YOUR TASKS:
(a) In the text on the wireless energy delivery TENG, what served as the electrification layer on the stator?
(b) Continue the text on the wireless energy delivery TENG from its last sentence.

SELECTED TEXT:
----------
The radially segmented disk design has proven to be extremely versatile due also to the stacking possibility which allows the development of vertical architectures, by introducing new components on additional disk layers. One such example is the wireless transmission module coupled on a R-TENG, presented in 2018 by Jie et al. [68]. In this novel design a freestanding electrode TENG is coupled with ferroalloys acting as collectors, which utilize Maxwell’s displacement currents, thus developing a wireless energy delivery (WED) system. In fact, their work combines a previously demonstrated wireless TENG developed by the same group [69]. The system consisted of two parts, a contact mode, freestanding electrode TENG and a contactless part. The contact mode TENG consists of a rotator and a stator, similar to the designs studied earlier. The rotator was made of PCB with radial Au electrodes on its backside and four polypropylene (PP) sectors on its top side, which are used to preserve the electrostatic charges generated by the sliding motion of the TENG. The stator, on the other hand, was made of PCB with radial Sn electrodes on its backside and a PTFE film on its top side, acting as the electrification layer (Figure 22).
----------
RECORDS:

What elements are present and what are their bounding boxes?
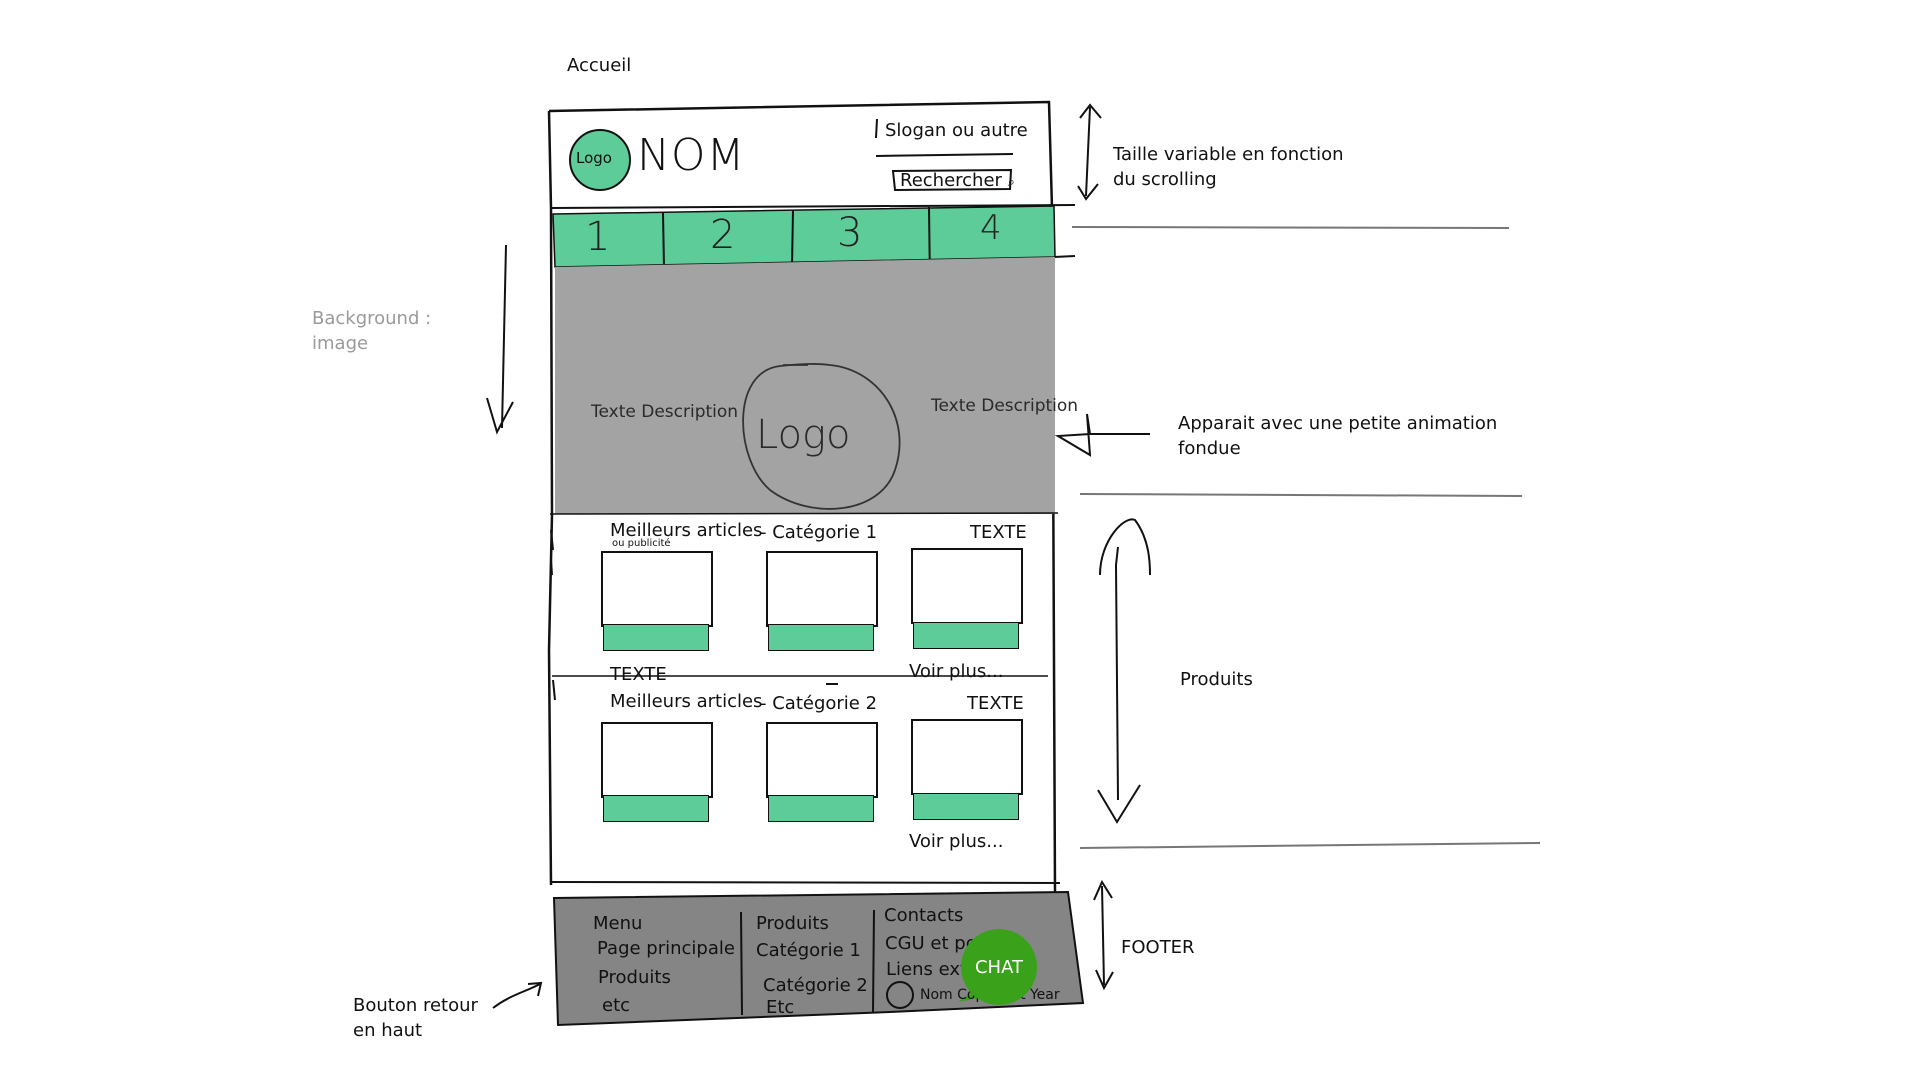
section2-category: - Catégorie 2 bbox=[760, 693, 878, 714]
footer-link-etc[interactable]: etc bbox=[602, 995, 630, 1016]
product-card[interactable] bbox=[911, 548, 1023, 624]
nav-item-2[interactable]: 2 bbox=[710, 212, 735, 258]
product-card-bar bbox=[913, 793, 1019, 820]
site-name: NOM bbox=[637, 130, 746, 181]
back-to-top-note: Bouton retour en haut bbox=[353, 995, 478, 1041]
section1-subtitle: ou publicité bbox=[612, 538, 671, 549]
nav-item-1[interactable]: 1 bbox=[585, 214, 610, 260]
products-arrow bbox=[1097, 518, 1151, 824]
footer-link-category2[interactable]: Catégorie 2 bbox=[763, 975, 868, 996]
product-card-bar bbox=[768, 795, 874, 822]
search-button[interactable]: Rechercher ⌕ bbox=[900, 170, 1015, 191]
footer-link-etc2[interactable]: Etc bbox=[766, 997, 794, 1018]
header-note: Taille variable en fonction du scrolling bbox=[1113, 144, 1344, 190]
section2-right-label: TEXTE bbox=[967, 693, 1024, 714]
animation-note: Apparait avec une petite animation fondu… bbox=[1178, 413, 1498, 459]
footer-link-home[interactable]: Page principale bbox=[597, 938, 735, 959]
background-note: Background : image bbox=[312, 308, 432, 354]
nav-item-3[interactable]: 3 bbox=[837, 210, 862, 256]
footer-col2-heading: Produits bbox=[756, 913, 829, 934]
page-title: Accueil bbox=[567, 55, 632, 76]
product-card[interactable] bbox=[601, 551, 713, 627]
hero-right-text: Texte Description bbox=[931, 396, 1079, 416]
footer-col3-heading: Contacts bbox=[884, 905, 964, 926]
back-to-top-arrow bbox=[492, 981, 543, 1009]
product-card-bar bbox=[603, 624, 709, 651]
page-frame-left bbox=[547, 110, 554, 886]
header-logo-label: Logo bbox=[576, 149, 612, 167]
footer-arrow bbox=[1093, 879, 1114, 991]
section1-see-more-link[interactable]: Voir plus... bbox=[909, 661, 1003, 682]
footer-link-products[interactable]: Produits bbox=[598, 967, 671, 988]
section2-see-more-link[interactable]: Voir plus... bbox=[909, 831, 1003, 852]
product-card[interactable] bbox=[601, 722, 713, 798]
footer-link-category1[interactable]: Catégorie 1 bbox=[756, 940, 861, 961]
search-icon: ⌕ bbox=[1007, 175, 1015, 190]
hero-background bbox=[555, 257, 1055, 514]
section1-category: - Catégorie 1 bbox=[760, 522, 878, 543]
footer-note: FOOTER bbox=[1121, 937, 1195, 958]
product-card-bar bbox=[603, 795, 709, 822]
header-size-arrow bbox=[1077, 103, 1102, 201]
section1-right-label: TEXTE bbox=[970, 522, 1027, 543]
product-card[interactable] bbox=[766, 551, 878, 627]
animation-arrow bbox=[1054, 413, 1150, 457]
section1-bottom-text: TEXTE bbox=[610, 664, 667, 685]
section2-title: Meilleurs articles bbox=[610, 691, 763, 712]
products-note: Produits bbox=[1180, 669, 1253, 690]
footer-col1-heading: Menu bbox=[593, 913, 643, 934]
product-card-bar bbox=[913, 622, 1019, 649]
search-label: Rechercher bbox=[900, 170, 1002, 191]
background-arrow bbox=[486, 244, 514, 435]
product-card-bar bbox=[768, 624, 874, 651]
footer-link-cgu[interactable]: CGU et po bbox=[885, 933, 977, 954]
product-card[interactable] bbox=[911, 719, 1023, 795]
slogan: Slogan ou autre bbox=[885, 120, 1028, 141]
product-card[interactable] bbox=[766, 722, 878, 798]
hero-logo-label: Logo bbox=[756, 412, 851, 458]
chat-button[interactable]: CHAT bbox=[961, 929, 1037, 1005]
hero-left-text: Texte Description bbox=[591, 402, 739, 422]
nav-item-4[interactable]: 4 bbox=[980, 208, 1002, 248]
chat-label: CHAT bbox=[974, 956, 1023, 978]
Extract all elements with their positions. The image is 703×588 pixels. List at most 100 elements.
----------
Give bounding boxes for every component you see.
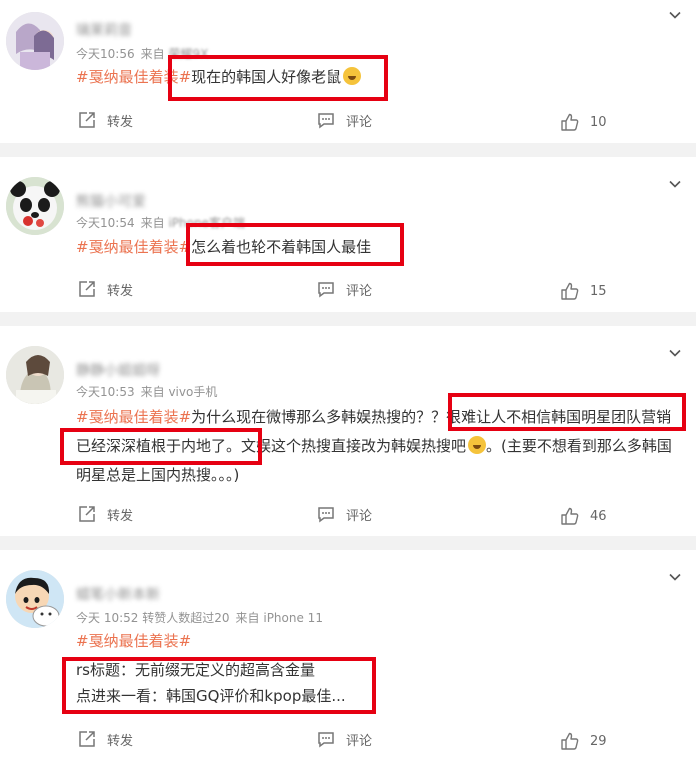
----------
RESULTS IN ORDER:
(a) A PTFE film on the stator's top side.

(b)
The contact mode TENG operates in a similar way to the ones previously reported by other authors. In this case, however, by utilizing the periodically changing electric displacement field, the group managed to transfer the triboelectric energy from the contact mode TENG to the ferroalloy collectors in a wireless manner. The device was operated at 500 rpm, with the contact type TENG producing approx. 2 mA and 110 V, while for the wireless TENG the reported rectified current was reported to reach approx. 3 μA and its maximum power density was calculated at 21.8 mW m−2.

3.5. Hybrid Nanogenerators

Regardless of their specific design triboelectric nanogenerators in general and R-TENGs in particular exhibit a low current output as compared to their voltage. This has a significant impact on the amount of power R-TENGs are capable of delivering in a given system. An approach to address this matter is to couple the R-TENG with another type of power generator, so that they may operate complementary to one another. The most obvious association in this case is the design of electromagnetic generators (EMG). Many research groups have explored hybrid designs which include a R-TENG and an EMG operating simultaneously, although other types of energy harvesters such as piezoelectric ones have been also explored [70,71,72,73].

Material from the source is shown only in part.